BEGIN Data listing

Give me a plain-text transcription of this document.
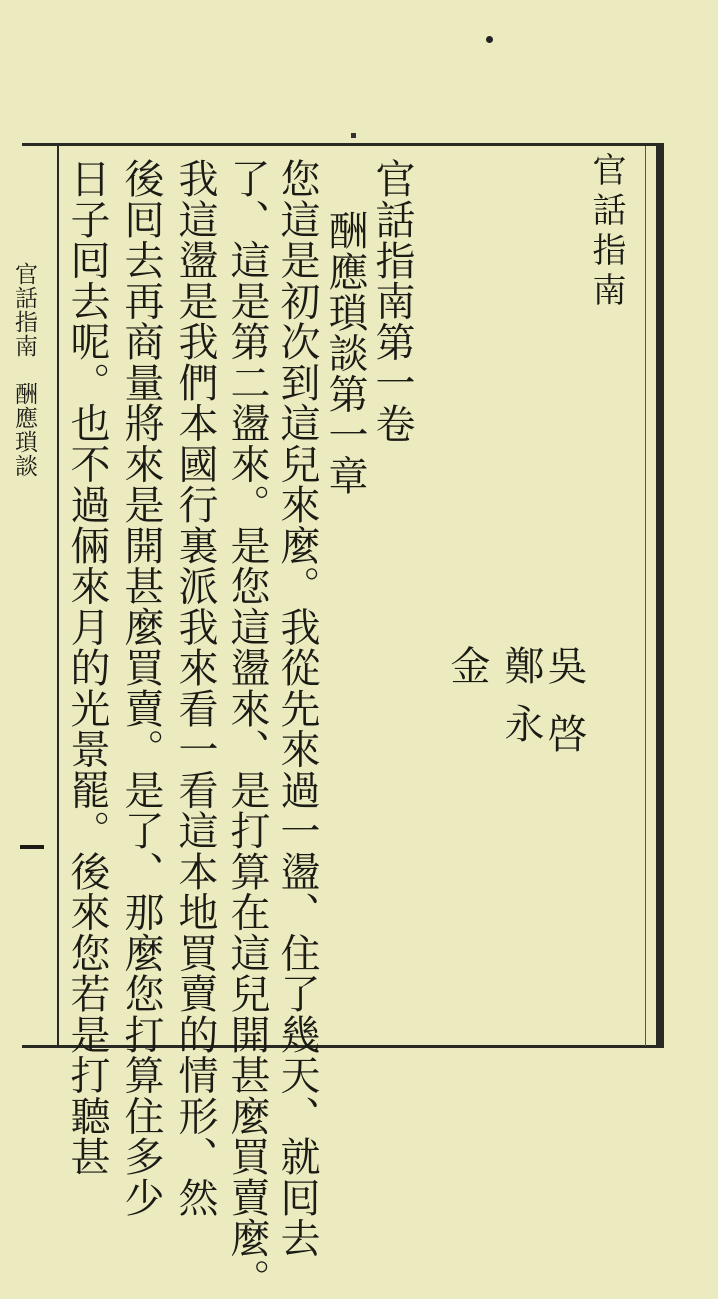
官話指南　酬應瑣談
官話指南
官話指南第一卷
酬應瑣談第一章
吳啓
鄭永
金
您這是初次到這兒來麼。我從先來過一盪、住了幾天、就囘去
了、這是第二盪來。是您這盪來、是打算在這兒開甚麼買賣麼。
我這盪是我們本國行裏派我來看一看這本地買賣的情形、然
後囘去再商量將來是開甚麼買賣。是了、那麼您打算住多少
日子囘去呢。也不過倆來月的光景罷。後來您若是打聽甚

END Data listing

Problem:
Set down the material above as is, without any pictures.

Answer to the exercise:
Give me a plain-text transcription of this document.
官話指南　酬應瑣談
官話指南
官話指南第一卷
酬應瑣談第一章
吳啓
鄭永
金
您這是初次到這兒來麼。我從先來過一盪、住了幾天、就囘去
了、這是第二盪來。是您這盪來、是打算在這兒開甚麼買賣麼。
我這盪是我們本國行裏派我來看一看這本地買賣的情形、然
後囘去再商量將來是開甚麼買賣。是了、那麼您打算住多少
日子囘去呢。也不過倆來月的光景罷。後來您若是打聽甚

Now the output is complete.